* start Records *

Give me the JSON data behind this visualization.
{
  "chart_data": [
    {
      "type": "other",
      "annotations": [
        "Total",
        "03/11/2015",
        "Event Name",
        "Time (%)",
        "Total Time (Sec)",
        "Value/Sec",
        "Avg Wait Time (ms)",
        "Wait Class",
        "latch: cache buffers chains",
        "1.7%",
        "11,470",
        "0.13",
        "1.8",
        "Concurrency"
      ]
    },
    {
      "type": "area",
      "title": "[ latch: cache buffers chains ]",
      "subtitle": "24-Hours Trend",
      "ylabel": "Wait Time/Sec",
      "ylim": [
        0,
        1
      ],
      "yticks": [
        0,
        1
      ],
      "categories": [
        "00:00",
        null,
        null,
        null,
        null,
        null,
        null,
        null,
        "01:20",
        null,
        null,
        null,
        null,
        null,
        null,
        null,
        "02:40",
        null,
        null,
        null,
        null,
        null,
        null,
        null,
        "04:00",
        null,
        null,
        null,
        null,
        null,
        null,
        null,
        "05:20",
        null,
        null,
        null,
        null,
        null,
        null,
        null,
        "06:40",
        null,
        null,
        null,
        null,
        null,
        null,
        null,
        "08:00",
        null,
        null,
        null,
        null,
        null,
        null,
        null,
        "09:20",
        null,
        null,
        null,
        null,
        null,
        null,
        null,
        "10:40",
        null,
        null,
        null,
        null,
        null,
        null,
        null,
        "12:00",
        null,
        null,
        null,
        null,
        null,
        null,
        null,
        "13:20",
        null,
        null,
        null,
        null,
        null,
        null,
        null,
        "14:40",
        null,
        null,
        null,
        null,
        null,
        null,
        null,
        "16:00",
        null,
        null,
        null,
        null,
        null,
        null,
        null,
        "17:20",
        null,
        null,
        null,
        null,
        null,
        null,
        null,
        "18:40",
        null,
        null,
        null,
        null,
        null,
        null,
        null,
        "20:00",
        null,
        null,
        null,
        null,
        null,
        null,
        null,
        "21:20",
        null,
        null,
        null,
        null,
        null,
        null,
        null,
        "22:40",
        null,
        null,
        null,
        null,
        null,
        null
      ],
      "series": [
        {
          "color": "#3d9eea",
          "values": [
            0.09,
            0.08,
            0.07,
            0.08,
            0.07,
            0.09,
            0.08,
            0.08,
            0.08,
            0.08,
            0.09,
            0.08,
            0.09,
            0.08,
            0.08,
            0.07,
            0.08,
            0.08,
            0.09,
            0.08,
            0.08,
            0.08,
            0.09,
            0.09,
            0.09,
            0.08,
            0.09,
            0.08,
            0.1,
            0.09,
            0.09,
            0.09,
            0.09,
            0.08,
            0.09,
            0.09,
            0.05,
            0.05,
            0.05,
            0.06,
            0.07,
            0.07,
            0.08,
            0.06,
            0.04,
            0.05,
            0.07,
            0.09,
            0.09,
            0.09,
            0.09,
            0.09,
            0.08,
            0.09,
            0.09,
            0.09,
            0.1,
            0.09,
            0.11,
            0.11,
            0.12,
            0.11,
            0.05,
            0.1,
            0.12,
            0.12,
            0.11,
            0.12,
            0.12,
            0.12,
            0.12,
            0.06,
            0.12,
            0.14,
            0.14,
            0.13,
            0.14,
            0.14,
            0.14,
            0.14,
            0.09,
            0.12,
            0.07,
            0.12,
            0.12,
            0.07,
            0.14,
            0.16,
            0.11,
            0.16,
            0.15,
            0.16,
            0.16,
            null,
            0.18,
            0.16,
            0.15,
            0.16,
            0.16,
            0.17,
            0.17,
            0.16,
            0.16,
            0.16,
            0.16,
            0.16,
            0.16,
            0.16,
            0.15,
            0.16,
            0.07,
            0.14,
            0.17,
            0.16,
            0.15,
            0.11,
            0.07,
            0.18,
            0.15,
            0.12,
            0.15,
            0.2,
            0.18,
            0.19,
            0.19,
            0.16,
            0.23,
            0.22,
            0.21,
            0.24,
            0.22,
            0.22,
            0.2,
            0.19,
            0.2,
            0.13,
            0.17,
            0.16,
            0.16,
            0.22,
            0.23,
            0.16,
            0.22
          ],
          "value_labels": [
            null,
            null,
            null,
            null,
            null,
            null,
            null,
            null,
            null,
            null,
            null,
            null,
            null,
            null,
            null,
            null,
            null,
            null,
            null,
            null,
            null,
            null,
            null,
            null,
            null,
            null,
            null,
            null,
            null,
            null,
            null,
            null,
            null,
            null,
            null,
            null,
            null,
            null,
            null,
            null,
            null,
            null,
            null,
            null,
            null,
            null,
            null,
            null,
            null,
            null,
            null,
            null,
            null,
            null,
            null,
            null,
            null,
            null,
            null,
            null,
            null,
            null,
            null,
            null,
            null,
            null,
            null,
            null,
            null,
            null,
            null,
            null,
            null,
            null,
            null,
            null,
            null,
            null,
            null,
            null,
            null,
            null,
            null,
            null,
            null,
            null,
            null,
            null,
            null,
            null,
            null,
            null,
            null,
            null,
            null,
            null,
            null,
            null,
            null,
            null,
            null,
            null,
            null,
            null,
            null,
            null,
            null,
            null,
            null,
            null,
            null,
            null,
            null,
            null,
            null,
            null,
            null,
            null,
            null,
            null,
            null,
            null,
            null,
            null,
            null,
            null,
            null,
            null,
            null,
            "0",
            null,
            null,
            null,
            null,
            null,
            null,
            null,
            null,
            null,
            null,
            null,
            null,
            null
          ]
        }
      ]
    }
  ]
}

* end Records *

# Exercise task:
Filter the entries down to the lines containing "cache". Copy each of those lines.

# Result below:
        "latch: cache buffers chains",
      "title": "[ latch: cache buffers chains ]",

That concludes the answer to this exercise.